- **BRIEF**: Go through the listing and return every line with "若增大两手间的距离" in it.

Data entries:
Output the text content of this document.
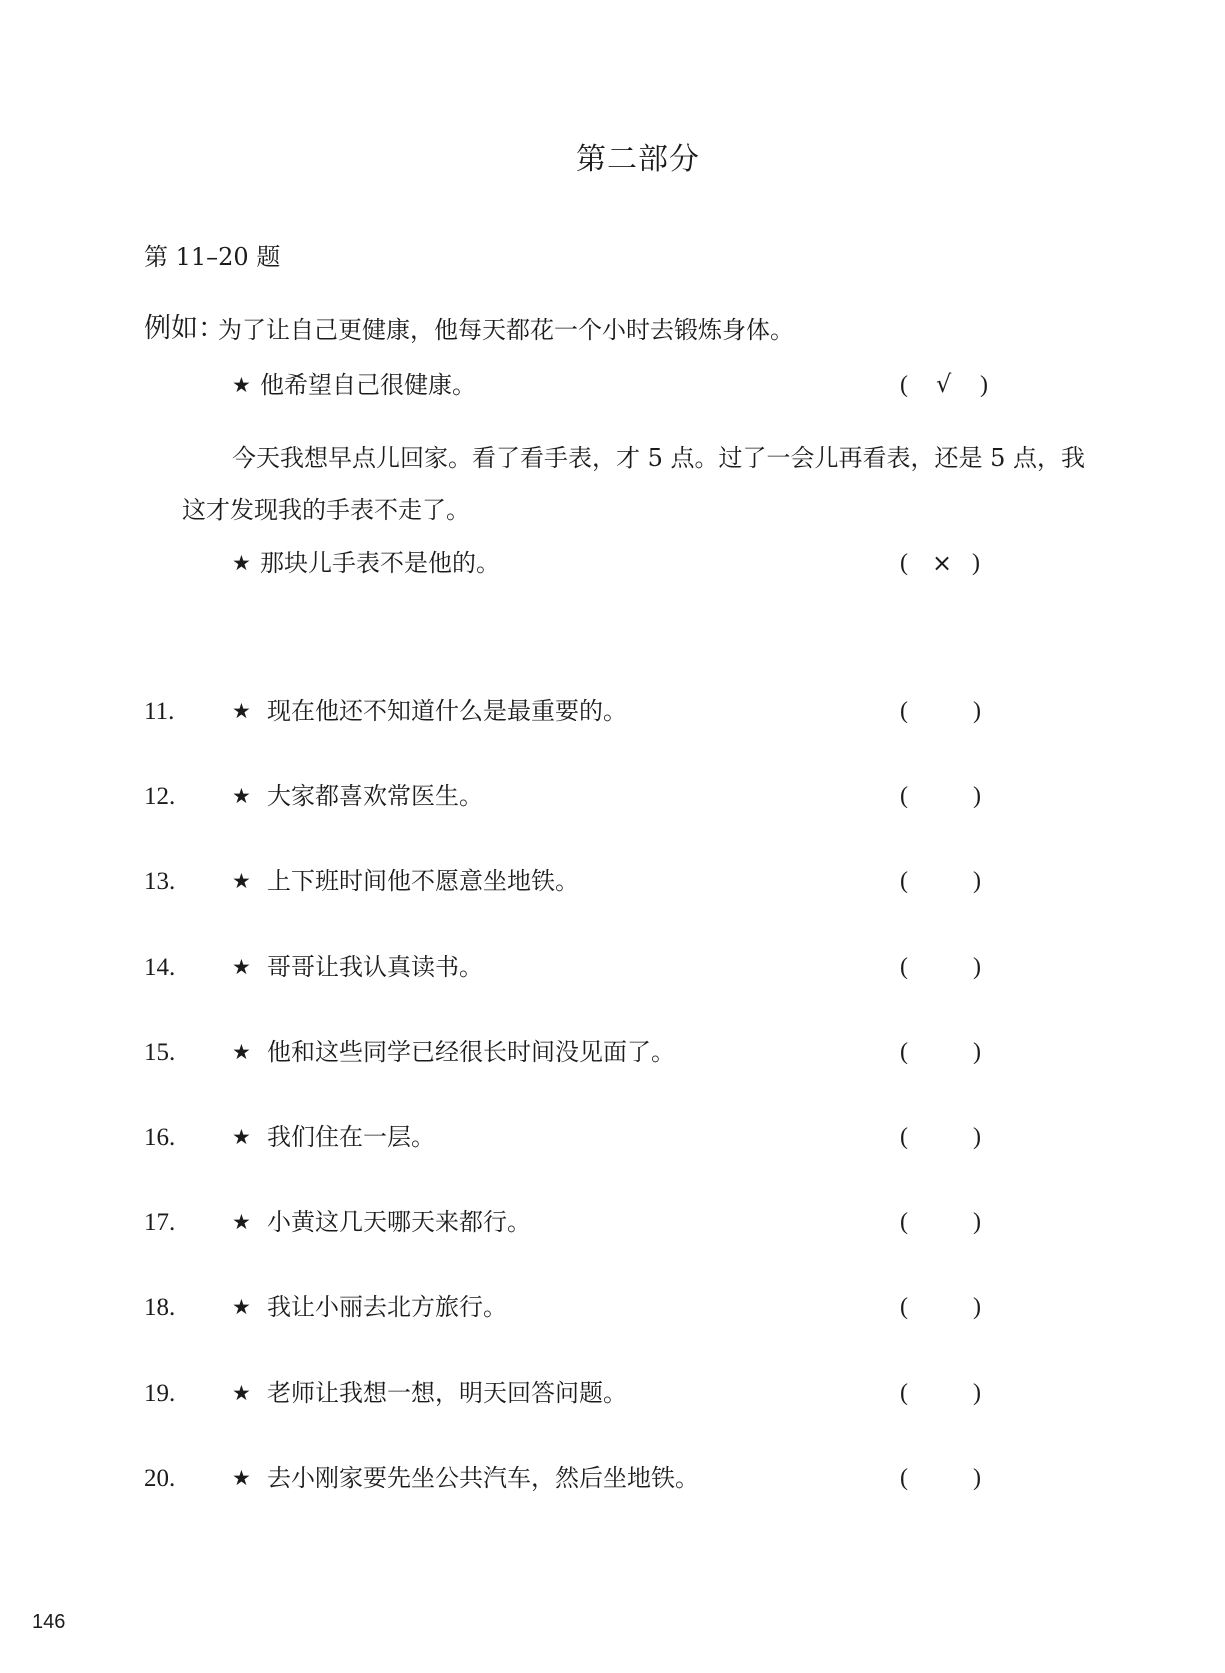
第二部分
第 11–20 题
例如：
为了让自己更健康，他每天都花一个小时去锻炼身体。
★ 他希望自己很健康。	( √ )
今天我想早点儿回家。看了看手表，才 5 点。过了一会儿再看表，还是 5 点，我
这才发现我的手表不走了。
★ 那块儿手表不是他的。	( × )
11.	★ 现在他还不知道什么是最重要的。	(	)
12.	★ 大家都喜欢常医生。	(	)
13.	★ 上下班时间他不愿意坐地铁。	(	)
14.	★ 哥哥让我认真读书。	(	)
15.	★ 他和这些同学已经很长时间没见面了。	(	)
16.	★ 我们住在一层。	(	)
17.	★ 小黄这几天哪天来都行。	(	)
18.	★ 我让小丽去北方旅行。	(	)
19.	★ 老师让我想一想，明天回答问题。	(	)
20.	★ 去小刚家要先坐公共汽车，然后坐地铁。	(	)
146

* * *

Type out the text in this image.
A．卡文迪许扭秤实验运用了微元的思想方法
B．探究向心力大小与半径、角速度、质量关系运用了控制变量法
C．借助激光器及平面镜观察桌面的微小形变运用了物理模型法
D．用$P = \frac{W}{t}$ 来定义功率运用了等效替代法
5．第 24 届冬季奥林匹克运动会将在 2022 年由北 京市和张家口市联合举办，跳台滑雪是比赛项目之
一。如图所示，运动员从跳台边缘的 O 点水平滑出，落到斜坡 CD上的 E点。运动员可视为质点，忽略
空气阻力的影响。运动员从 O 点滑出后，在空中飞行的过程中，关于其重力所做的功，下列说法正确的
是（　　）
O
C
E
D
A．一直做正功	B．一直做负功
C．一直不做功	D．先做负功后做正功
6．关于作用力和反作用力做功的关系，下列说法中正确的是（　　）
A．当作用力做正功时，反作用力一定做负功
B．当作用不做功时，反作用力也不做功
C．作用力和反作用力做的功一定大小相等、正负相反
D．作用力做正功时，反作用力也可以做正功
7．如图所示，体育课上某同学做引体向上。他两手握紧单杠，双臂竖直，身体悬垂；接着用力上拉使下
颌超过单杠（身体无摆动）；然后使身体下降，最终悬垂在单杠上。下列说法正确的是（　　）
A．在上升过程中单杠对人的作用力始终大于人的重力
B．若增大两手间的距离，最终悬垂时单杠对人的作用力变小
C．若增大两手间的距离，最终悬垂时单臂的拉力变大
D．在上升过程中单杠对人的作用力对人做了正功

* * *

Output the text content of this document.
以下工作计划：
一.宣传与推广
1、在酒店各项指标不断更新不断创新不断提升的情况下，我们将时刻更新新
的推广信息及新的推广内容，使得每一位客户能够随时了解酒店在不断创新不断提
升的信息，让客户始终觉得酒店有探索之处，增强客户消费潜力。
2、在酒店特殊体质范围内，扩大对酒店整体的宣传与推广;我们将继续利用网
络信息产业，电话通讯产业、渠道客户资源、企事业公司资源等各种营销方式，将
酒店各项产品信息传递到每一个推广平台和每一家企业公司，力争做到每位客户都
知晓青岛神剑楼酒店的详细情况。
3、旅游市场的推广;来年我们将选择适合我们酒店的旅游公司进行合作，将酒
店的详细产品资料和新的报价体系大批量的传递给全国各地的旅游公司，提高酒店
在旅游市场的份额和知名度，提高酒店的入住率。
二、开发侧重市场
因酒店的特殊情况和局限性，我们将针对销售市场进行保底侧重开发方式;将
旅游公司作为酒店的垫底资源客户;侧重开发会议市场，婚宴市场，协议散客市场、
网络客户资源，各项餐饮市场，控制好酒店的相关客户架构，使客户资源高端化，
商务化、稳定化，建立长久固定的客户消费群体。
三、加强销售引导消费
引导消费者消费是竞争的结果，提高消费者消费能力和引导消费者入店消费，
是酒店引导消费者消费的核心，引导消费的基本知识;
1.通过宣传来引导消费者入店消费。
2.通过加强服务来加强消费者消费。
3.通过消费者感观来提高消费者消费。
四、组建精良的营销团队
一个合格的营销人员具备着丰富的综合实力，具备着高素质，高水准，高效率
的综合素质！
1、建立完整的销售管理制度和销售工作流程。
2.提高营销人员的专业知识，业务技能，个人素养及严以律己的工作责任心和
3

- **EXERCISE RESPONSE**:
B．若增大两手间的距离，最终悬垂时单杠对人的作用力变小
C．若增大两手间的距离，最终悬垂时单臂的拉力变大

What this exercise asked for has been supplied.